(Data extracted from a collection)
##############################

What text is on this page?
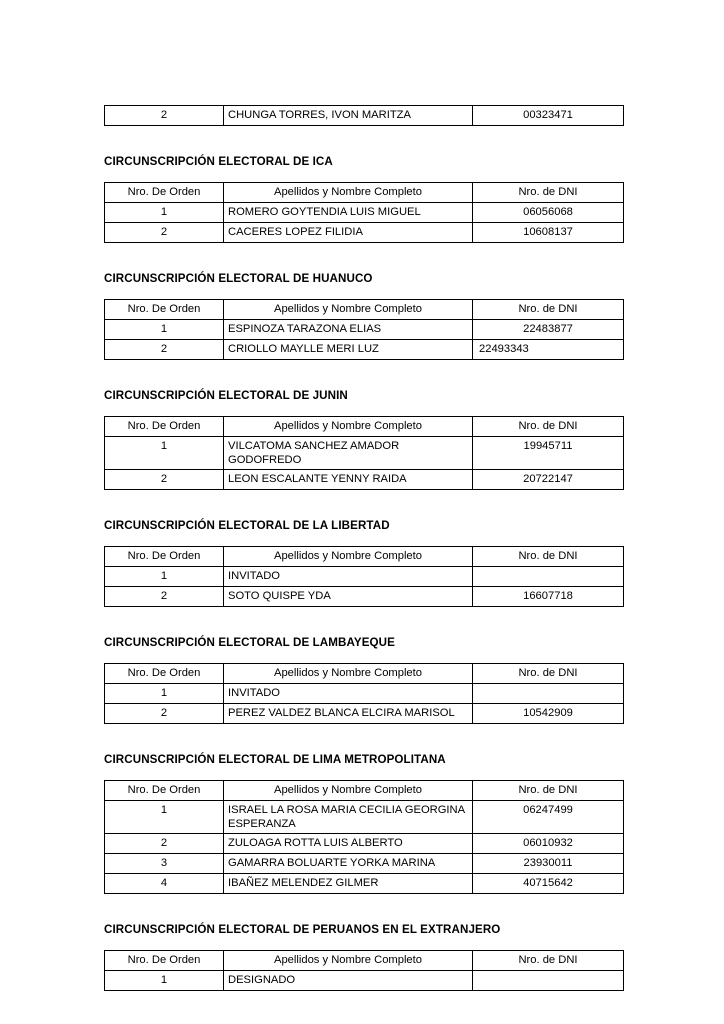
2	CHUNGA TORRES, IVON MARITZA	00323471
CIRCUNSCRIPCIÓN ELECTORAL DE ICA
Nro. De Orden	Apellidos y Nombre Completo	Nro. de DNI
1	ROMERO GOYTENDIA LUIS MIGUEL	06056068
2	CACERES LOPEZ FILIDIA	10608137
CIRCUNSCRIPCIÓN ELECTORAL DE HUANUCO
Nro. De Orden	Apellidos y Nombre Completo	Nro. de DNI
1	ESPINOZA TARAZONA ELIAS	22483877
2	CRIOLLO MAYLLE MERI LUZ	22493343
CIRCUNSCRIPCIÓN ELECTORAL DE JUNIN
Nro. De Orden	Apellidos y Nombre Completo	Nro. de DNI
1	VILCATOMA SANCHEZ AMADOR GODOFREDO	19945711
2	LEON ESCALANTE YENNY RAIDA	20722147
CIRCUNSCRIPCIÓN ELECTORAL DE LA LIBERTAD
Nro. De Orden	Apellidos y Nombre Completo	Nro. de DNI
1	INVITADO	
2	SOTO QUISPE YDA	16607718
CIRCUNSCRIPCIÓN ELECTORAL DE LAMBAYEQUE
Nro. De Orden	Apellidos y Nombre Completo	Nro. de DNI
1	INVITADO	
2	PEREZ VALDEZ BLANCA ELCIRA MARISOL	10542909
CIRCUNSCRIPCIÓN ELECTORAL DE LIMA METROPOLITANA
Nro. De Orden	Apellidos y Nombre Completo	Nro. de DNI
1	ISRAEL LA ROSA MARIA CECILIA GEORGINA ESPERANZA	06247499
2	ZULOAGA ROTTA LUIS ALBERTO	06010932
3	GAMARRA BOLUARTE YORKA MARINA	23930011
4	IBAÑEZ MELENDEZ GILMER	40715642
CIRCUNSCRIPCIÓN ELECTORAL DE PERUANOS EN EL EXTRANJERO
Nro. De Orden	Apellidos y Nombre Completo	Nro. de DNI
1	DESIGNADO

##############################

**Aim**
Pictures don't belong in the copy. Transcribe every record exactly as it appears.

**Finished task**
What text is on this page?
2	CHUNGA TORRES, IVON MARITZA	00323471
CIRCUNSCRIPCIÓN ELECTORAL DE ICA
Nro. De Orden	Apellidos y Nombre Completo	Nro. de DNI
1	ROMERO GOYTENDIA LUIS MIGUEL	06056068
2	CACERES LOPEZ FILIDIA	10608137
CIRCUNSCRIPCIÓN ELECTORAL DE HUANUCO
Nro. De Orden	Apellidos y Nombre Completo	Nro. de DNI
1	ESPINOZA TARAZONA ELIAS	22483877
2	CRIOLLO MAYLLE MERI LUZ	22493343
CIRCUNSCRIPCIÓN ELECTORAL DE JUNIN
Nro. De Orden	Apellidos y Nombre Completo	Nro. de DNI
1	VILCATOMA SANCHEZ AMADOR GODOFREDO	19945711
2	LEON ESCALANTE YENNY RAIDA	20722147
CIRCUNSCRIPCIÓN ELECTORAL DE LA LIBERTAD
Nro. De Orden	Apellidos y Nombre Completo	Nro. de DNI
1	INVITADO	
2	SOTO QUISPE YDA	16607718
CIRCUNSCRIPCIÓN ELECTORAL DE LAMBAYEQUE
Nro. De Orden	Apellidos y Nombre Completo	Nro. de DNI
1	INVITADO	
2	PEREZ VALDEZ BLANCA ELCIRA MARISOL	10542909
CIRCUNSCRIPCIÓN ELECTORAL DE LIMA METROPOLITANA
Nro. De Orden	Apellidos y Nombre Completo	Nro. de DNI
1	ISRAEL LA ROSA MARIA CECILIA GEORGINA ESPERANZA	06247499
2	ZULOAGA ROTTA LUIS ALBERTO	06010932
3	GAMARRA BOLUARTE YORKA MARINA	23930011
4	IBAÑEZ MELENDEZ GILMER	40715642
CIRCUNSCRIPCIÓN ELECTORAL DE PERUANOS EN EL EXTRANJERO
Nro. De Orden	Apellidos y Nombre Completo	Nro. de DNI
1	DESIGNADO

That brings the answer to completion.